In your copy, repeat the records exactly and leave out the pictures.
═════ THE INPUT ═════
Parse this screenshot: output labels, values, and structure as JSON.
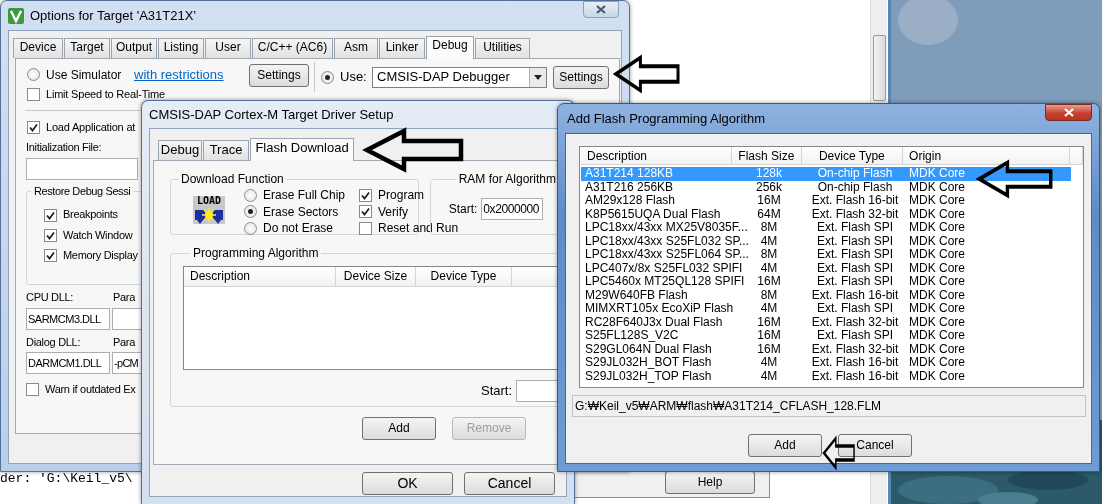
{
  "options_window": {
    "title": "Options for Target 'A31T21X'",
    "tabs": [
      {
        "label": "Device",
        "selected": false
      },
      {
        "label": "Target",
        "selected": false
      },
      {
        "label": "Output",
        "selected": false
      },
      {
        "label": "Listing",
        "selected": false
      },
      {
        "label": "User",
        "selected": false
      },
      {
        "label": "C/C++ (AC6)",
        "selected": false
      },
      {
        "label": "Asm",
        "selected": false
      },
      {
        "label": "Linker",
        "selected": false
      },
      {
        "label": "Debug",
        "selected": true
      },
      {
        "label": "Utilities",
        "selected": false
      }
    ],
    "simulator": {
      "label": "Use Simulator",
      "selected": false
    },
    "restrictions_link": "with restrictions",
    "simulator_settings_button": "Settings",
    "debugger": {
      "label": "Use:",
      "selected": true
    },
    "debugger_select": "CMSIS-DAP Debugger",
    "debugger_settings_button": "Settings",
    "limit_speed": {
      "label": "Limit Speed to Real-Time",
      "checked": false
    },
    "load_application": {
      "label": "Load Application at",
      "checked": true
    },
    "initialization_file_label": "Initialization File:",
    "restore_group": {
      "title": "Restore Debug Sessi",
      "items": [
        {
          "label": "Breakpoints",
          "checked": true
        },
        {
          "label": "Watch Window",
          "checked": true
        },
        {
          "label": "Memory Display",
          "checked": true
        }
      ]
    },
    "dll_rows": [
      {
        "label": "CPU DLL:",
        "value": "SARMCM3.DLL",
        "parameter_label": "Para"
      },
      {
        "label": "Dialog DLL:",
        "value": "DARMCM1.DLL",
        "parameter_label": "Para",
        "parameter_value": "-pCM"
      }
    ],
    "warn_outdated": {
      "label": "Warn if outdated Ex",
      "checked": false
    }
  },
  "driver_window": {
    "title": "CMSIS-DAP Cortex-M Target Driver Setup",
    "tabs": [
      {
        "label": "Debug",
        "selected": false
      },
      {
        "label": "Trace",
        "selected": false
      },
      {
        "label": "Flash Download",
        "selected": true
      }
    ],
    "download_function": {
      "title": "Download Function",
      "icon_text": "LOAD",
      "erase_options": [
        {
          "label": "Erase Full Chip",
          "selected": false
        },
        {
          "label": "Erase Sectors",
          "selected": true
        },
        {
          "label": "Do not Erase",
          "selected": false
        }
      ],
      "actions": [
        {
          "label": "Program",
          "checked": true
        },
        {
          "label": "Verify",
          "checked": true
        },
        {
          "label": "Reset and Run",
          "checked": false
        }
      ]
    },
    "ram_for_algorithm": {
      "title": "RAM for Algorithm",
      "start_label": "Start:",
      "start_value": "0x2000000"
    },
    "programming_algorithm": {
      "title": "Programming Algorithm",
      "columns": [
        "Description",
        "Device Size",
        "Device Type"
      ],
      "start_label": "Start:"
    },
    "buttons": [
      {
        "label": "Add",
        "disabled": false
      },
      {
        "label": "Remove",
        "disabled": true
      }
    ],
    "dialog_buttons": [
      "OK",
      "Cancel"
    ]
  },
  "algorithm_window": {
    "title": "Add Flash Programming Algorithm",
    "columns": [
      "Description",
      "Flash Size",
      "Device Type",
      "Origin"
    ],
    "rows": [
      {
        "description": "A31T214 128KB",
        "flash_size": "128k",
        "device_type": "On-chip Flash",
        "origin": "MDK Core",
        "selected": true
      },
      {
        "description": "A31T216 256KB",
        "flash_size": "256k",
        "device_type": "On-chip Flash",
        "origin": "MDK Core",
        "selected": false
      },
      {
        "description": "AM29x128 Flash",
        "flash_size": "16M",
        "device_type": "Ext. Flash 16-bit",
        "origin": "MDK Core",
        "selected": false
      },
      {
        "description": "K8P5615UQA Dual Flash",
        "flash_size": "64M",
        "device_type": "Ext. Flash 32-bit",
        "origin": "MDK Core",
        "selected": false
      },
      {
        "description": "LPC18xx/43xx MX25V8035F...",
        "flash_size": "8M",
        "device_type": "Ext. Flash SPI",
        "origin": "MDK Core",
        "selected": false
      },
      {
        "description": "LPC18xx/43xx S25FL032 SP...",
        "flash_size": "4M",
        "device_type": "Ext. Flash SPI",
        "origin": "MDK Core",
        "selected": false
      },
      {
        "description": "LPC18xx/43xx S25FL064 SP...",
        "flash_size": "8M",
        "device_type": "Ext. Flash SPI",
        "origin": "MDK Core",
        "selected": false
      },
      {
        "description": "LPC407x/8x S25FL032 SPIFI",
        "flash_size": "4M",
        "device_type": "Ext. Flash SPI",
        "origin": "MDK Core",
        "selected": false
      },
      {
        "description": "LPC5460x MT25QL128 SPIFI",
        "flash_size": "16M",
        "device_type": "Ext. Flash SPI",
        "origin": "MDK Core",
        "selected": false
      },
      {
        "description": "M29W640FB Flash",
        "flash_size": "8M",
        "device_type": "Ext. Flash 16-bit",
        "origin": "MDK Core",
        "selected": false
      },
      {
        "description": "MIMXRT105x EcoXiP Flash",
        "flash_size": "4M",
        "device_type": "Ext. Flash SPI",
        "origin": "MDK Core",
        "selected": false
      },
      {
        "description": "RC28F640J3x Dual Flash",
        "flash_size": "16M",
        "device_type": "Ext. Flash 32-bit",
        "origin": "MDK Core",
        "selected": false
      },
      {
        "description": "S25FL128S_V2C",
        "flash_size": "16M",
        "device_type": "Ext. Flash SPI",
        "origin": "MDK Core",
        "selected": false
      },
      {
        "description": "S29GL064N Dual Flash",
        "flash_size": "16M",
        "device_type": "Ext. Flash 32-bit",
        "origin": "MDK Core",
        "selected": false
      },
      {
        "description": "S29JL032H_BOT Flash",
        "flash_size": "4M",
        "device_type": "Ext. Flash 16-bit",
        "origin": "MDK Core",
        "selected": false
      },
      {
        "description": "S29JL032H_TOP Flash",
        "flash_size": "4M",
        "device_type": "Ext. Flash 16-bit",
        "origin": "MDK Core",
        "selected": false
      }
    ],
    "path": "G:₩Keil_v5₩ARM₩flash₩A31T214_CFLASH_128.FLM",
    "buttons": [
      "Add",
      "Cancel"
    ]
  },
  "background": {
    "output_text": "der: 'G:\\Keil_v5\\",
    "help_button": "Help"
  }
}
═════
_PROBLEM SOLUTION_
Parse this screenshot: output labels, values, and structure as JSON.
{
  "options_window": {
    "title": "Options for Target 'A31T21X'",
    "tabs": [
      {
        "label": "Device",
        "selected": false
      },
      {
        "label": "Target",
        "selected": false
      },
      {
        "label": "Output",
        "selected": false
      },
      {
        "label": "Listing",
        "selected": false
      },
      {
        "label": "User",
        "selected": false
      },
      {
        "label": "C/C++ (AC6)",
        "selected": false
      },
      {
        "label": "Asm",
        "selected": false
      },
      {
        "label": "Linker",
        "selected": false
      },
      {
        "label": "Debug",
        "selected": true
      },
      {
        "label": "Utilities",
        "selected": false
      }
    ],
    "simulator": {
      "label": "Use Simulator",
      "selected": false
    },
    "restrictions_link": "with restrictions",
    "simulator_settings_button": "Settings",
    "debugger": {
      "label": "Use:",
      "selected": true
    },
    "debugger_select": "CMSIS-DAP Debugger",
    "debugger_settings_button": "Settings",
    "limit_speed": {
      "label": "Limit Speed to Real-Time",
      "checked": false
    },
    "load_application": {
      "label": "Load Application at",
      "checked": true
    },
    "initialization_file_label": "Initialization File:",
    "restore_group": {
      "title": "Restore Debug Sessi",
      "items": [
        {
          "label": "Breakpoints",
          "checked": true
        },
        {
          "label": "Watch Window",
          "checked": true
        },
        {
          "label": "Memory Display",
          "checked": true
        }
      ]
    },
    "dll_rows": [
      {
        "label": "CPU DLL:",
        "value": "SARMCM3.DLL",
        "parameter_label": "Para"
      },
      {
        "label": "Dialog DLL:",
        "value": "DARMCM1.DLL",
        "parameter_label": "Para",
        "parameter_value": "-pCM"
      }
    ],
    "warn_outdated": {
      "label": "Warn if outdated Ex",
      "checked": false
    }
  },
  "driver_window": {
    "title": "CMSIS-DAP Cortex-M Target Driver Setup",
    "tabs": [
      {
        "label": "Debug",
        "selected": false
      },
      {
        "label": "Trace",
        "selected": false
      },
      {
        "label": "Flash Download",
        "selected": true
      }
    ],
    "download_function": {
      "title": "Download Function",
      "icon_text": "LOAD",
      "erase_options": [
        {
          "label": "Erase Full Chip",
          "selected": false
        },
        {
          "label": "Erase Sectors",
          "selected": true
        },
        {
          "label": "Do not Erase",
          "selected": false
        }
      ],
      "actions": [
        {
          "label": "Program",
          "checked": true
        },
        {
          "label": "Verify",
          "checked": true
        },
        {
          "label": "Reset and Run",
          "checked": false
        }
      ]
    },
    "ram_for_algorithm": {
      "title": "RAM for Algorithm",
      "start_label": "Start:",
      "start_value": "0x2000000"
    },
    "programming_algorithm": {
      "title": "Programming Algorithm",
      "columns": [
        "Description",
        "Device Size",
        "Device Type"
      ],
      "start_label": "Start:"
    },
    "buttons": [
      {
        "label": "Add",
        "disabled": false
      },
      {
        "label": "Remove",
        "disabled": true
      }
    ],
    "dialog_buttons": [
      "OK",
      "Cancel"
    ]
  },
  "algorithm_window": {
    "title": "Add Flash Programming Algorithm",
    "columns": [
      "Description",
      "Flash Size",
      "Device Type",
      "Origin"
    ],
    "rows": [
      {
        "description": "A31T214 128KB",
        "flash_size": "128k",
        "device_type": "On-chip Flash",
        "origin": "MDK Core",
        "selected": true
      },
      {
        "description": "A31T216 256KB",
        "flash_size": "256k",
        "device_type": "On-chip Flash",
        "origin": "MDK Core",
        "selected": false
      },
      {
        "description": "AM29x128 Flash",
        "flash_size": "16M",
        "device_type": "Ext. Flash 16-bit",
        "origin": "MDK Core",
        "selected": false
      },
      {
        "description": "K8P5615UQA Dual Flash",
        "flash_size": "64M",
        "device_type": "Ext. Flash 32-bit",
        "origin": "MDK Core",
        "selected": false
      },
      {
        "description": "LPC18xx/43xx MX25V8035F...",
        "flash_size": "8M",
        "device_type": "Ext. Flash SPI",
        "origin": "MDK Core",
        "selected": false
      },
      {
        "description": "LPC18xx/43xx S25FL032 SP...",
        "flash_size": "4M",
        "device_type": "Ext. Flash SPI",
        "origin": "MDK Core",
        "selected": false
      },
      {
        "description": "LPC18xx/43xx S25FL064 SP...",
        "flash_size": "8M",
        "device_type": "Ext. Flash SPI",
        "origin": "MDK Core",
        "selected": false
      },
      {
        "description": "LPC407x/8x S25FL032 SPIFI",
        "flash_size": "4M",
        "device_type": "Ext. Flash SPI",
        "origin": "MDK Core",
        "selected": false
      },
      {
        "description": "LPC5460x MT25QL128 SPIFI",
        "flash_size": "16M",
        "device_type": "Ext. Flash SPI",
        "origin": "MDK Core",
        "selected": false
      },
      {
        "description": "M29W640FB Flash",
        "flash_size": "8M",
        "device_type": "Ext. Flash 16-bit",
        "origin": "MDK Core",
        "selected": false
      },
      {
        "description": "MIMXRT105x EcoXiP Flash",
        "flash_size": "4M",
        "device_type": "Ext. Flash SPI",
        "origin": "MDK Core",
        "selected": false
      },
      {
        "description": "RC28F640J3x Dual Flash",
        "flash_size": "16M",
        "device_type": "Ext. Flash 32-bit",
        "origin": "MDK Core",
        "selected": false
      },
      {
        "description": "S25FL128S_V2C",
        "flash_size": "16M",
        "device_type": "Ext. Flash SPI",
        "origin": "MDK Core",
        "selected": false
      },
      {
        "description": "S29GL064N Dual Flash",
        "flash_size": "16M",
        "device_type": "Ext. Flash 32-bit",
        "origin": "MDK Core",
        "selected": false
      },
      {
        "description": "S29JL032H_BOT Flash",
        "flash_size": "4M",
        "device_type": "Ext. Flash 16-bit",
        "origin": "MDK Core",
        "selected": false
      },
      {
        "description": "S29JL032H_TOP Flash",
        "flash_size": "4M",
        "device_type": "Ext. Flash 16-bit",
        "origin": "MDK Core",
        "selected": false
      }
    ],
    "path": "G:₩Keil_v5₩ARM₩flash₩A31T214_CFLASH_128.FLM",
    "buttons": [
      "Add",
      "Cancel"
    ]
  },
  "background": {
    "output_text": "der: 'G:\\Keil_v5\\",
    "help_button": "Help"
  }
}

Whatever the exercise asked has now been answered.